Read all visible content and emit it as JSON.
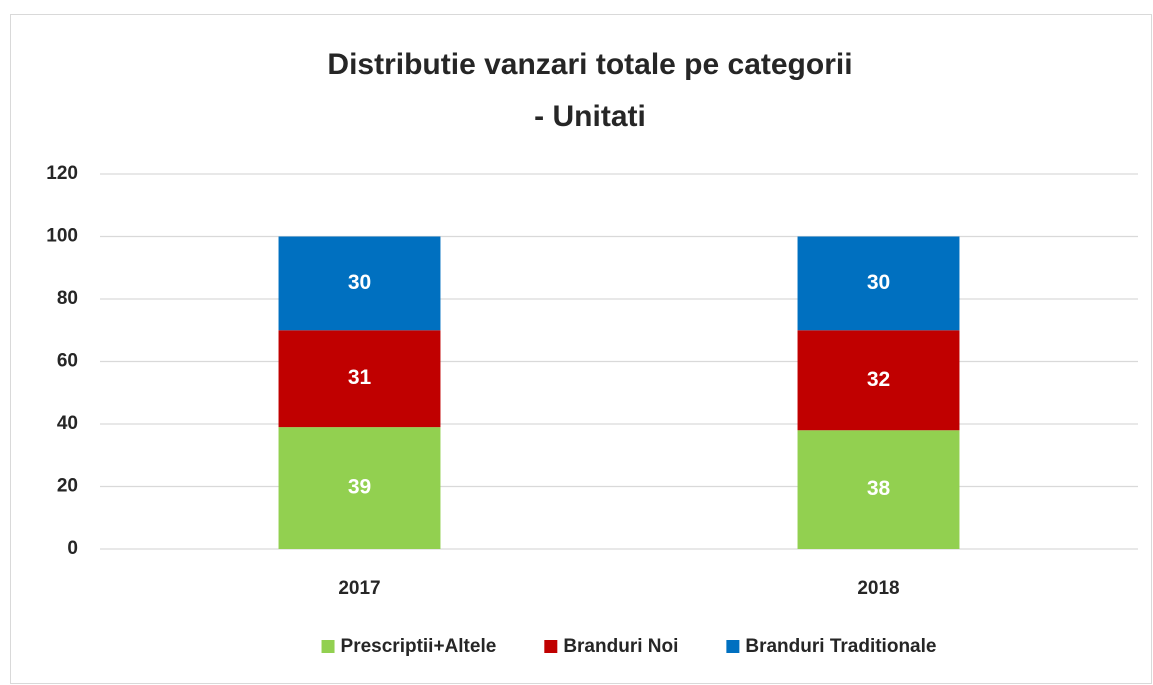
{
  "chart_data": {
    "type": "stacked_bar",
    "title": [
      "Distributie vanzari totale pe categorii",
      "- Unitati"
    ],
    "categories": [
      "2017",
      "2018"
    ],
    "series": [
      {
        "name": "Prescriptii+Altele",
        "color": "#92d050",
        "values": [
          39,
          38
        ]
      },
      {
        "name": "Branduri Noi",
        "color": "#c00000",
        "values": [
          31,
          32
        ]
      },
      {
        "name": "Branduri Traditionale",
        "color": "#0070c0",
        "values": [
          30,
          30
        ]
      }
    ],
    "ylim": [
      0,
      120
    ],
    "yticks": [
      0,
      20,
      40,
      60,
      80,
      100,
      120
    ],
    "grid": true,
    "legend": "bottom"
  }
}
◇ ◇ ◇ ◇ ◇ ◇ ◇
**Short task**
Please write out all of the material above without changing a word, and omit any pictures.

**Result for this task**
Read all visible content and emit it as JSON.
{
  "chart_data": {
    "type": "stacked_bar",
    "title": [
      "Distributie vanzari totale pe categorii",
      "- Unitati"
    ],
    "categories": [
      "2017",
      "2018"
    ],
    "series": [
      {
        "name": "Prescriptii+Altele",
        "color": "#92d050",
        "values": [
          39,
          38
        ]
      },
      {
        "name": "Branduri Noi",
        "color": "#c00000",
        "values": [
          31,
          32
        ]
      },
      {
        "name": "Branduri Traditionale",
        "color": "#0070c0",
        "values": [
          30,
          30
        ]
      }
    ],
    "ylim": [
      0,
      120
    ],
    "yticks": [
      0,
      20,
      40,
      60,
      80,
      100,
      120
    ],
    "grid": true,
    "legend": "bottom"
  }
}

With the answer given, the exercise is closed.